Goal - Look through the records that follow. Copy every line containing the word "country".

Material for the task -
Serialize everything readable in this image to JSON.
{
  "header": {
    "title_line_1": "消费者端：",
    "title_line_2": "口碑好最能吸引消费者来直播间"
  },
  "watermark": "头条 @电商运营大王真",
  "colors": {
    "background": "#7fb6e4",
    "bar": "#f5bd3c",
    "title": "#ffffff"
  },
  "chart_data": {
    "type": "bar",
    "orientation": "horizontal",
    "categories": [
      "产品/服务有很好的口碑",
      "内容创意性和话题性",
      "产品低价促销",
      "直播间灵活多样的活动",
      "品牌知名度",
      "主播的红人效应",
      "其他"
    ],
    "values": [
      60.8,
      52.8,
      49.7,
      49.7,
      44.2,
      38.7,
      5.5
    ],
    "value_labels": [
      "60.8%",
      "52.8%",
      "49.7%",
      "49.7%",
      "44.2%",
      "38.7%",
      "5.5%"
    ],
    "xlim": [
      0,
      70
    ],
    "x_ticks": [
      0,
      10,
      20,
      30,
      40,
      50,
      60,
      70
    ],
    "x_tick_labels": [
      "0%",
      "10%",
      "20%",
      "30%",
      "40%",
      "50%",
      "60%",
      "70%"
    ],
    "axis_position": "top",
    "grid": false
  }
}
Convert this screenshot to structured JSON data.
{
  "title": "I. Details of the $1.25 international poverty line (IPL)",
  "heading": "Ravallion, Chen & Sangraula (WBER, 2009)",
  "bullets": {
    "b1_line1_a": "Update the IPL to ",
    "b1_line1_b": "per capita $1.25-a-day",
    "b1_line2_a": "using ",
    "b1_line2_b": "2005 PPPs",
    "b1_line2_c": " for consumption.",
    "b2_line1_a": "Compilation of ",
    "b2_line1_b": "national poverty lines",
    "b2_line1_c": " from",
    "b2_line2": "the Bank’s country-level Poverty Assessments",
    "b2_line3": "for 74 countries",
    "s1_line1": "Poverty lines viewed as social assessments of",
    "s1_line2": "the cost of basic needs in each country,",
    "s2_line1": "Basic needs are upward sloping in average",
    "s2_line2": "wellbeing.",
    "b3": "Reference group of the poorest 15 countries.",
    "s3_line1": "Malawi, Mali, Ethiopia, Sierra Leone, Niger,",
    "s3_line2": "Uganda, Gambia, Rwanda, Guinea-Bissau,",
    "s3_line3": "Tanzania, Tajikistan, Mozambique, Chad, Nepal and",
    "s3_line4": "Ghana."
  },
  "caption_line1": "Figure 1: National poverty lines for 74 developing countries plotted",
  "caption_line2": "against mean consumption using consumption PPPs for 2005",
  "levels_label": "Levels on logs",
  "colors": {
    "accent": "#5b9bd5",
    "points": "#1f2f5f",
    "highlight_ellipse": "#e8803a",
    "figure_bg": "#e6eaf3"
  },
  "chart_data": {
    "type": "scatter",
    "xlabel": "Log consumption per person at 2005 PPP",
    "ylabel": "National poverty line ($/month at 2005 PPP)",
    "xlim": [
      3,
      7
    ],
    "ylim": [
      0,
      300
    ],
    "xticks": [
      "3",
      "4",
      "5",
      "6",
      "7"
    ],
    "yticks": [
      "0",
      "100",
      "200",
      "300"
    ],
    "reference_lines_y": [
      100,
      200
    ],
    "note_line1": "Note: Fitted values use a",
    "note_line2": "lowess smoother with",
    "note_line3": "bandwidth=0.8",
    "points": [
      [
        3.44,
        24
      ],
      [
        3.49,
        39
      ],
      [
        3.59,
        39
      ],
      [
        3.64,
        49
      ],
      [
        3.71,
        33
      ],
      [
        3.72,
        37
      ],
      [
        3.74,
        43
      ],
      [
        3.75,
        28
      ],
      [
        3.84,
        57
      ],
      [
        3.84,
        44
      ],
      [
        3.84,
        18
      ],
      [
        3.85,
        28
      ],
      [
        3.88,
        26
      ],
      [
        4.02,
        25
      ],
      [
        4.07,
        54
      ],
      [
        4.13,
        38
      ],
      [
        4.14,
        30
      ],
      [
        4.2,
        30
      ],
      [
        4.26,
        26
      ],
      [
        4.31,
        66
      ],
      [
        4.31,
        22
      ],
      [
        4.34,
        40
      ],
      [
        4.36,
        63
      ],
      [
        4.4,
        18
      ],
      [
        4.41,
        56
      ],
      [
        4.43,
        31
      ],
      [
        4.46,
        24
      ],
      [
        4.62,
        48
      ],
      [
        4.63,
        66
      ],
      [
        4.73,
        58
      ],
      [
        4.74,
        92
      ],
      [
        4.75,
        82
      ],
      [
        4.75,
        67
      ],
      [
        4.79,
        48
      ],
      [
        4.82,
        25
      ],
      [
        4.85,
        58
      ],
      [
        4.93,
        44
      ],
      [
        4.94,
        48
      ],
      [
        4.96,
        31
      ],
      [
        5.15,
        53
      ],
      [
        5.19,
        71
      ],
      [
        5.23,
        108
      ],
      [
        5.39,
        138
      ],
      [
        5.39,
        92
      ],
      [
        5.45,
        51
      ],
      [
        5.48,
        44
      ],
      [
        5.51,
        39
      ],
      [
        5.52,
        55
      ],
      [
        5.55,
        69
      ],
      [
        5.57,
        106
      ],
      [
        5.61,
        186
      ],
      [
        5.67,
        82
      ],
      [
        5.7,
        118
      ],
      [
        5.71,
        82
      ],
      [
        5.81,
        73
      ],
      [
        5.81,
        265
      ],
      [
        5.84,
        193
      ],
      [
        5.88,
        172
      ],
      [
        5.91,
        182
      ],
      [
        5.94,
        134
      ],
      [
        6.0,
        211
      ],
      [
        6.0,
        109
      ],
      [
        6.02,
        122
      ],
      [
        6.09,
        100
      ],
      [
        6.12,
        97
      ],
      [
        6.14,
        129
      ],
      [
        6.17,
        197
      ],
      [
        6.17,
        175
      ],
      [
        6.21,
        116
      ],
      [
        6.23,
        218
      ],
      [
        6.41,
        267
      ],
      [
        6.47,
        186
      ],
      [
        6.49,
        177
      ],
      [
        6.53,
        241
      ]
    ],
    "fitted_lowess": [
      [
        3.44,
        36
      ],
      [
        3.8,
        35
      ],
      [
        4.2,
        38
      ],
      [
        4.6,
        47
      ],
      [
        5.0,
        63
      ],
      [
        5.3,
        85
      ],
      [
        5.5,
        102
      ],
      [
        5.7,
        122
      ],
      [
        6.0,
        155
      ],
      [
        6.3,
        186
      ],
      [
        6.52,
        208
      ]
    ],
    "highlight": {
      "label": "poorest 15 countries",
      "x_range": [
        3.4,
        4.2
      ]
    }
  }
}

...

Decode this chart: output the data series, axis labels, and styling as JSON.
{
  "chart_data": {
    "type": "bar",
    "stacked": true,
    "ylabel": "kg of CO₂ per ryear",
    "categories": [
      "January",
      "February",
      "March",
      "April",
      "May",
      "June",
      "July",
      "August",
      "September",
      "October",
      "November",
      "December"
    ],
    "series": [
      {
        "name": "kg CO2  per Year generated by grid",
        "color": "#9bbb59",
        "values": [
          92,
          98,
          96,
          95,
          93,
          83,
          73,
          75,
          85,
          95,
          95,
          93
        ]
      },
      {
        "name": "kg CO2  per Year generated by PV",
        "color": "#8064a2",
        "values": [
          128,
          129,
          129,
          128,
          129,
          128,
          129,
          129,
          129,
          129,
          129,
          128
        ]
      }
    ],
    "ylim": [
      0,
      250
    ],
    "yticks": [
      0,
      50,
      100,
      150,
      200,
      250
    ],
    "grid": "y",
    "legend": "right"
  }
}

Solution to the exercise -
    "b2_line2": "the Bank’s country-level Poverty Assessments",
    "s1_line2": "the cost of basic needs in each country,",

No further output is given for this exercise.